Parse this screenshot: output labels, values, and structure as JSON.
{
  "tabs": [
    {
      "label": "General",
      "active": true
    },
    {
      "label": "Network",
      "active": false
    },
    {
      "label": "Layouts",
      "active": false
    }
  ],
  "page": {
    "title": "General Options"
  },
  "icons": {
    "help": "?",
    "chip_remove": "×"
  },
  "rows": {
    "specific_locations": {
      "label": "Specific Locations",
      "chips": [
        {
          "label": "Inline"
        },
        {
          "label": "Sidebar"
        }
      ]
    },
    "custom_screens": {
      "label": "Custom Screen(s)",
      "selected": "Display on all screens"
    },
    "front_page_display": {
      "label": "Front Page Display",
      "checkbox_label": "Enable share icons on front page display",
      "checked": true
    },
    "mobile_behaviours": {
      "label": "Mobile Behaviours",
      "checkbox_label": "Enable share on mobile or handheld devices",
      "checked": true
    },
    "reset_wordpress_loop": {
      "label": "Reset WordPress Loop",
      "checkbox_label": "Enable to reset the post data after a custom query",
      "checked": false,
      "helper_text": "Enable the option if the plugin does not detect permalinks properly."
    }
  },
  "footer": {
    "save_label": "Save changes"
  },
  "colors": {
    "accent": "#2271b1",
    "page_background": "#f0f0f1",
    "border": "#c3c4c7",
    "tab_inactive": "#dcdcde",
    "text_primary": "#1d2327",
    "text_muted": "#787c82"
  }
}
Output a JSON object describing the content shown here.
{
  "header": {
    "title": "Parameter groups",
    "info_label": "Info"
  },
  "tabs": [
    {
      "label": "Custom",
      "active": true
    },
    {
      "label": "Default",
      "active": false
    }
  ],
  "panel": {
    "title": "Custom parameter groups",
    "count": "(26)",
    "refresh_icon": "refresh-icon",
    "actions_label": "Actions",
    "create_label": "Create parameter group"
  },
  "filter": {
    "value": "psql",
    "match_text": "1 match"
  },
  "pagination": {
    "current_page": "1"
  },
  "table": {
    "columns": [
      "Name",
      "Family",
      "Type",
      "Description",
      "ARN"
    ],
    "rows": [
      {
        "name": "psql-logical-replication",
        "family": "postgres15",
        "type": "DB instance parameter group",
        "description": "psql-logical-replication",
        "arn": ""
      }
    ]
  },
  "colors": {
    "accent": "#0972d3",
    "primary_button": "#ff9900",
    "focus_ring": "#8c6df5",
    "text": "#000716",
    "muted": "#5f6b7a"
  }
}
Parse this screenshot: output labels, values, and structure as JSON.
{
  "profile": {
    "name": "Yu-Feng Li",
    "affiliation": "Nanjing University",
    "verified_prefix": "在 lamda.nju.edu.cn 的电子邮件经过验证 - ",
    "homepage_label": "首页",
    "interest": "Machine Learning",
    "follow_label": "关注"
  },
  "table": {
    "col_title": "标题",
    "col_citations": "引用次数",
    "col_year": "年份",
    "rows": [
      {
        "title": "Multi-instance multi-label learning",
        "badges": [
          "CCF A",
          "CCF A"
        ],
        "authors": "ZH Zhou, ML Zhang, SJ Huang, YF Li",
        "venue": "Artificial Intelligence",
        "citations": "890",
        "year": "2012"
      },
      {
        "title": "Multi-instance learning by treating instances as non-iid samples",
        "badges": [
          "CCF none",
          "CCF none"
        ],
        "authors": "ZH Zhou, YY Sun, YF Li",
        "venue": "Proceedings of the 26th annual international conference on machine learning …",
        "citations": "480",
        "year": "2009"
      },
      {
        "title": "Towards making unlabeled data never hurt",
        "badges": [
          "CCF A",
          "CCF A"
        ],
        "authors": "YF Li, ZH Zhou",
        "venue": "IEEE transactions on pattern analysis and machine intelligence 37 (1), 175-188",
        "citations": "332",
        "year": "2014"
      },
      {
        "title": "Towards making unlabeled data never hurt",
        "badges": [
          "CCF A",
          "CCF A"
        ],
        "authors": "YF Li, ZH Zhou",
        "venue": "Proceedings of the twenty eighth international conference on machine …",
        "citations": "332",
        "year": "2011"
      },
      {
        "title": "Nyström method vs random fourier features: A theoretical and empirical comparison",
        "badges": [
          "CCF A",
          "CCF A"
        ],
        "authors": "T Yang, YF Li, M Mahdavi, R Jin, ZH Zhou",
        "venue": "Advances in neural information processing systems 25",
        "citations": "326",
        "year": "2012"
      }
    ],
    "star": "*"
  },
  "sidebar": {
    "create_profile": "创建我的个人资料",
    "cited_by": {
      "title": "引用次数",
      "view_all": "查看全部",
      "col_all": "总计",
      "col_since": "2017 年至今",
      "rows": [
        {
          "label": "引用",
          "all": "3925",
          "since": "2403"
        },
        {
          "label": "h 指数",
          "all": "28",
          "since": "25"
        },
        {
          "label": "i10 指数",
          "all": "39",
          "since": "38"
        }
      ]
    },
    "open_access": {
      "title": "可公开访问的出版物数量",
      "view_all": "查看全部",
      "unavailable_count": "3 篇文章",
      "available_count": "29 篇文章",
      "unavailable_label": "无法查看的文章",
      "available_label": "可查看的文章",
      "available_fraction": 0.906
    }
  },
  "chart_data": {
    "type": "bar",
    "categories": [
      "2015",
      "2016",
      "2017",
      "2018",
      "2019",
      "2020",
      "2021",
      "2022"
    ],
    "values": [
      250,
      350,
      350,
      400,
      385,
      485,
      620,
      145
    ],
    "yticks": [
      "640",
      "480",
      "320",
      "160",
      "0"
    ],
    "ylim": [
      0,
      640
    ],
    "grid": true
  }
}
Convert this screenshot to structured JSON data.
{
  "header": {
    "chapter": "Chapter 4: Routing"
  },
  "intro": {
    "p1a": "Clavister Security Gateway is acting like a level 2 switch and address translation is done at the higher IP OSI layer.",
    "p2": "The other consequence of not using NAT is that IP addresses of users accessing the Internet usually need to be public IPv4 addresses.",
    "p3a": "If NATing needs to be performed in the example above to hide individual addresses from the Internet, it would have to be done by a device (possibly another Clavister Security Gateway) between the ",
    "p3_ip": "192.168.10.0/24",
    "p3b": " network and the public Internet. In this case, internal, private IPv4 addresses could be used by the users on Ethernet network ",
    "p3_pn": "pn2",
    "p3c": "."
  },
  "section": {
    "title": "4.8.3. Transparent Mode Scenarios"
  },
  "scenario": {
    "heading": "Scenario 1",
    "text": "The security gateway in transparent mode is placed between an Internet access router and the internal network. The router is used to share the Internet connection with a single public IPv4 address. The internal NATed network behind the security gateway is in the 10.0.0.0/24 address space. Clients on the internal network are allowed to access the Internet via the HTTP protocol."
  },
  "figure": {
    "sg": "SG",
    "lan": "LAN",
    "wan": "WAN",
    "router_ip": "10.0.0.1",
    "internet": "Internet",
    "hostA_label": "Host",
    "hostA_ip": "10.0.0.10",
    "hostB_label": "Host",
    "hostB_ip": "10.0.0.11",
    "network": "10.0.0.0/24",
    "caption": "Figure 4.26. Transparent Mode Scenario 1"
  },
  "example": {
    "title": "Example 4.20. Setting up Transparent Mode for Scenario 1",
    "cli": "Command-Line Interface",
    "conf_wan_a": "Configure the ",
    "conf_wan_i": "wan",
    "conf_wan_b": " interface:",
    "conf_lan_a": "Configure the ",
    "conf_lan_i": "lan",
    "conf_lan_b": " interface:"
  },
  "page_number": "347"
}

● Direction
Count the lines above in which the word "replication" appears, then state only that count.

● Full answer
2